### THE TASK
Restate every entry verbatim; drop the pictures.

### PROVIDED MATERIAL
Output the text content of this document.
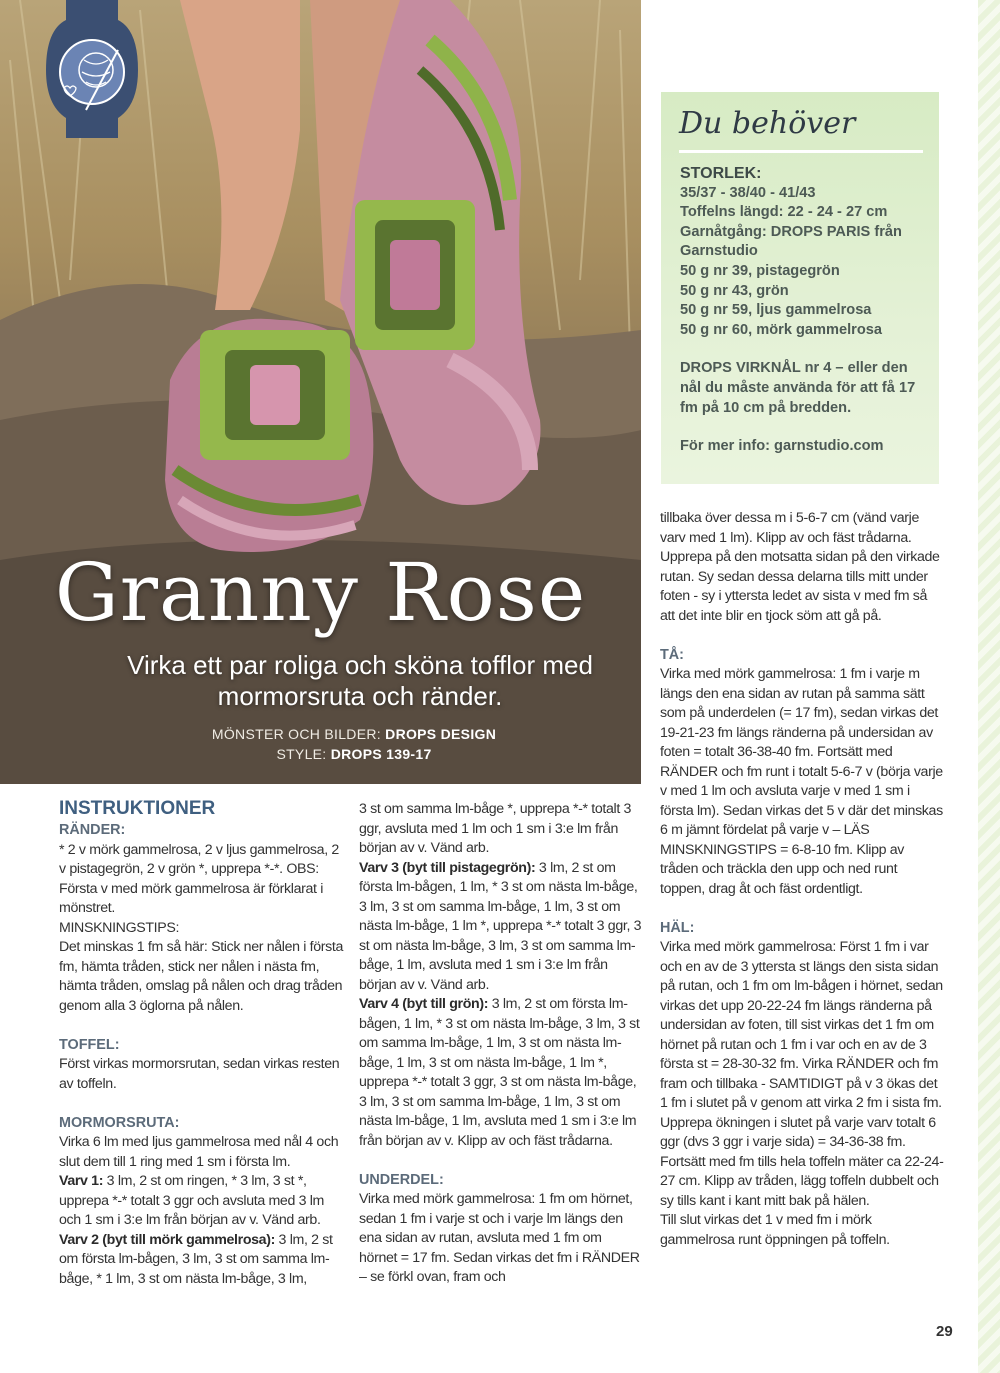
Granny Rose
Virka ett par roliga och sköna tofflor med mormorsruta och ränder.
MÖNSTER OCH BILDER: DROPS DESIGN
STYLE: DROPS 139-17
Du behöver

STORLEK:

35/37 - 38/40 - 41/43

Toffelns längd: 22 - 24 - 27 cm

Garnåtgång: DROPS PARIS från Garnstudio

50 g nr 39, pistagegrön

50 g nr 43, grön

50 g nr 59, ljus gammelrosa

50 g nr 60, mörk gammelrosa

DROPS VIRKNÅL nr 4 – eller den nål du måste använda för att få 17 fm på 10 cm på bredden.

För mer info: garnstudio.com

INSTRUKTIONER

RÄNDER:

* 2 v mörk gammelrosa, 2 v ljus gammelrosa, 2 v pistagegrön, 2 v grön *, upprepa *-*. OBS: Första v med mörk gammelrosa är förklarat i mönstret.

MINSKNINGSTIPS:

Det minskas 1 fm så här: Stick ner nålen i första fm, hämta tråden, stick ner nålen i nästa fm, hämta tråden, omslag på nålen och drag tråden genom alla 3 öglorna på nålen.

TOFFEL:

Först virkas mormorsrutan, sedan virkas resten av toffeln.

MORMORSRUTA:

Virka 6 lm med ljus gammelrosa med nål 4 och slut dem till 1 ring med 1 sm i första lm.

Varv 1: 3 lm, 2 st om ringen, * 3 lm, 3 st *, upprepa *-* totalt 3 ggr och avsluta med 3 lm och 1 sm i 3:e lm från början av v. Vänd arb.

Varv 2 (byt till mörk gammelrosa): 3 lm, 2 st om första lm-bågen, 3 lm, 3 st om samma lm-båge, * 1 lm, 3 st om nästa lm-båge, 3 lm,

3 st om samma lm-båge *, upprepa *-* totalt 3 ggr, avsluta med 1 lm och 1 sm i 3:e lm från början av v. Vänd arb.

Varv 3 (byt till pistagegrön): 3 lm, 2 st om första lm-bågen, 1 lm, * 3 st om nästa lm-båge, 3 lm, 3 st om samma lm-båge, 1 lm, 3 st om nästa lm-båge, 1 lm *, upprepa *-* totalt 3 ggr, 3 st om nästa lm-båge, 3 lm, 3 st om samma lm-båge, 1 lm, avsluta med 1 sm i 3:e lm från början av v. Vänd arb.

Varv 4 (byt till grön): 3 lm, 2 st om första lm-bågen, 1 lm, * 3 st om nästa lm-båge, 3 lm, 3 st om samma lm-båge, 1 lm, 3 st om nästa lm-båge, 1 lm, 3 st om nästa lm-båge, 1 lm *, upprepa *-* totalt 3 ggr, 3 st om nästa lm-båge, 3 lm, 3 st om samma lm-båge, 1 lm, 3 st om nästa lm-båge, 1 lm, avsluta med 1 sm i 3:e lm från början av v. Klipp av och fäst trådarna.

UNDERDEL:

Virka med mörk gammelrosa: 1 fm om hörnet, sedan 1 fm i varje st och i varje lm längs den ena sidan av rutan, avsluta med 1 fm om hörnet = 17 fm. Sedan virkas det fm i RÄNDER – se förkl ovan, fram och

tillbaka över dessa m i 5-6-7 cm (vänd varje varv med 1 lm). Klipp av och fäst trådarna. Upprepa på den motsatta sidan på den virkade rutan. Sy sedan dessa delarna tills mitt under foten - sy i yttersta ledet av sista v med fm så att det inte blir en tjock söm att gå på.

TÅ:

Virka med mörk gammelrosa: 1 fm i varje m längs den ena sidan av rutan på samma sätt som på underdelen (= 17 fm), sedan virkas det 19-21-23 fm längs ränderna på undersidan av foten = totalt 36-38-40 fm. Fortsätt med RÄNDER och fm runt i totalt 5-6-7 v (börja varje v med 1 lm och avsluta varje v med 1 sm i första lm). Sedan virkas det 5 v där det minskas 6 m jämnt fördelat på varje v – LÄS MINSKNINGSTIPS = 6-8-10 fm. Klipp av tråden och träckla den upp och ned runt toppen, drag åt och fäst ordentligt.

HÄL:

Virka med mörk gammelrosa: Först 1 fm i var och en av de 3 yttersta st längs den sista sidan på rutan, och 1 fm om lm-bågen i hörnet, sedan virkas det upp 20-22-24 fm längs ränderna på undersidan av foten, till sist virkas det 1 fm om hörnet på rutan och 1 fm i var och en av de 3 första st = 28-30-32 fm. Virka RÄNDER och fm fram och tillbaka - SAMTIDIGT på v 3 ökas det 1 fm i slutet på v genom att virka 2 fm i sista fm. Upprepa ökningen i slutet på varje varv totalt 6 ggr (dvs 3 ggr i varje sida) = 34-36-38 fm. Fortsätt med fm tills hela toffeln mäter ca 22-24-27 cm. Klipp av tråden, lägg toffeln dubbelt och sy tills kant i kant mitt bak på hälen.

Till slut virkas det 1 v med fm i mörk gammelrosa runt öppningen på toffeln.

29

### COMPLETED TASK
Output the text content of this document.
Granny Rose
Virka ett par roliga och sköna tofflor med mormorsruta och ränder.
MÖNSTER OCH BILDER: DROPS DESIGN
STYLE: DROPS 139-17
Du behöver

STORLEK:

35/37 - 38/40 - 41/43

Toffelns längd: 22 - 24 - 27 cm

Garnåtgång: DROPS PARIS från Garnstudio

50 g nr 39, pistagegrön

50 g nr 43, grön

50 g nr 59, ljus gammelrosa

50 g nr 60, mörk gammelrosa

DROPS VIRKNÅL nr 4 – eller den nål du måste använda för att få 17 fm på 10 cm på bredden.

För mer info: garnstudio.com

INSTRUKTIONER

RÄNDER:

* 2 v mörk gammelrosa, 2 v ljus gammelrosa, 2 v pistagegrön, 2 v grön *, upprepa *-*. OBS: Första v med mörk gammelrosa är förklarat i mönstret.

MINSKNINGSTIPS:

Det minskas 1 fm så här: Stick ner nålen i första fm, hämta tråden, stick ner nålen i nästa fm, hämta tråden, omslag på nålen och drag tråden genom alla 3 öglorna på nålen.

TOFFEL:

Först virkas mormorsrutan, sedan virkas resten av toffeln.

MORMORSRUTA:

Virka 6 lm med ljus gammelrosa med nål 4 och slut dem till 1 ring med 1 sm i första lm.

Varv 1: 3 lm, 2 st om ringen, * 3 lm, 3 st *, upprepa *-* totalt 3 ggr och avsluta med 3 lm och 1 sm i 3:e lm från början av v. Vänd arb.

Varv 2 (byt till mörk gammelrosa): 3 lm, 2 st om första lm-bågen, 3 lm, 3 st om samma lm-båge, * 1 lm, 3 st om nästa lm-båge, 3 lm,

3 st om samma lm-båge *, upprepa *-* totalt 3 ggr, avsluta med 1 lm och 1 sm i 3:e lm från början av v. Vänd arb.

Varv 3 (byt till pistagegrön): 3 lm, 2 st om första lm-bågen, 1 lm, * 3 st om nästa lm-båge, 3 lm, 3 st om samma lm-båge, 1 lm, 3 st om nästa lm-båge, 1 lm *, upprepa *-* totalt 3 ggr, 3 st om nästa lm-båge, 3 lm, 3 st om samma lm-båge, 1 lm, avsluta med 1 sm i 3:e lm från början av v. Vänd arb.

Varv 4 (byt till grön): 3 lm, 2 st om första lm-bågen, 1 lm, * 3 st om nästa lm-båge, 3 lm, 3 st om samma lm-båge, 1 lm, 3 st om nästa lm-båge, 1 lm, 3 st om nästa lm-båge, 1 lm *, upprepa *-* totalt 3 ggr, 3 st om nästa lm-båge, 3 lm, 3 st om samma lm-båge, 1 lm, 3 st om nästa lm-båge, 1 lm, avsluta med 1 sm i 3:e lm från början av v. Klipp av och fäst trådarna.

UNDERDEL:

Virka med mörk gammelrosa: 1 fm om hörnet, sedan 1 fm i varje st och i varje lm längs den ena sidan av rutan, avsluta med 1 fm om hörnet = 17 fm. Sedan virkas det fm i RÄNDER – se förkl ovan, fram och

tillbaka över dessa m i 5-6-7 cm (vänd varje varv med 1 lm). Klipp av och fäst trådarna. Upprepa på den motsatta sidan på den virkade rutan. Sy sedan dessa delarna tills mitt under foten - sy i yttersta ledet av sista v med fm så att det inte blir en tjock söm att gå på.

TÅ:

Virka med mörk gammelrosa: 1 fm i varje m längs den ena sidan av rutan på samma sätt som på underdelen (= 17 fm), sedan virkas det 19-21-23 fm längs ränderna på undersidan av foten = totalt 36-38-40 fm. Fortsätt med RÄNDER och fm runt i totalt 5-6-7 v (börja varje v med 1 lm och avsluta varje v med 1 sm i första lm). Sedan virkas det 5 v där det minskas 6 m jämnt fördelat på varje v – LÄS MINSKNINGSTIPS = 6-8-10 fm. Klipp av tråden och träckla den upp och ned runt toppen, drag åt och fäst ordentligt.

HÄL:

Virka med mörk gammelrosa: Först 1 fm i var och en av de 3 yttersta st längs den sista sidan på rutan, och 1 fm om lm-bågen i hörnet, sedan virkas det upp 20-22-24 fm längs ränderna på undersidan av foten, till sist virkas det 1 fm om hörnet på rutan och 1 fm i var och en av de 3 första st = 28-30-32 fm. Virka RÄNDER och fm fram och tillbaka - SAMTIDIGT på v 3 ökas det 1 fm i slutet på v genom att virka 2 fm i sista fm. Upprepa ökningen i slutet på varje varv totalt 6 ggr (dvs 3 ggr i varje sida) = 34-36-38 fm. Fortsätt med fm tills hela toffeln mäter ca 22-24-27 cm. Klipp av tråden, lägg toffeln dubbelt och sy tills kant i kant mitt bak på hälen.

Till slut virkas det 1 v med fm i mörk gammelrosa runt öppningen på toffeln.

29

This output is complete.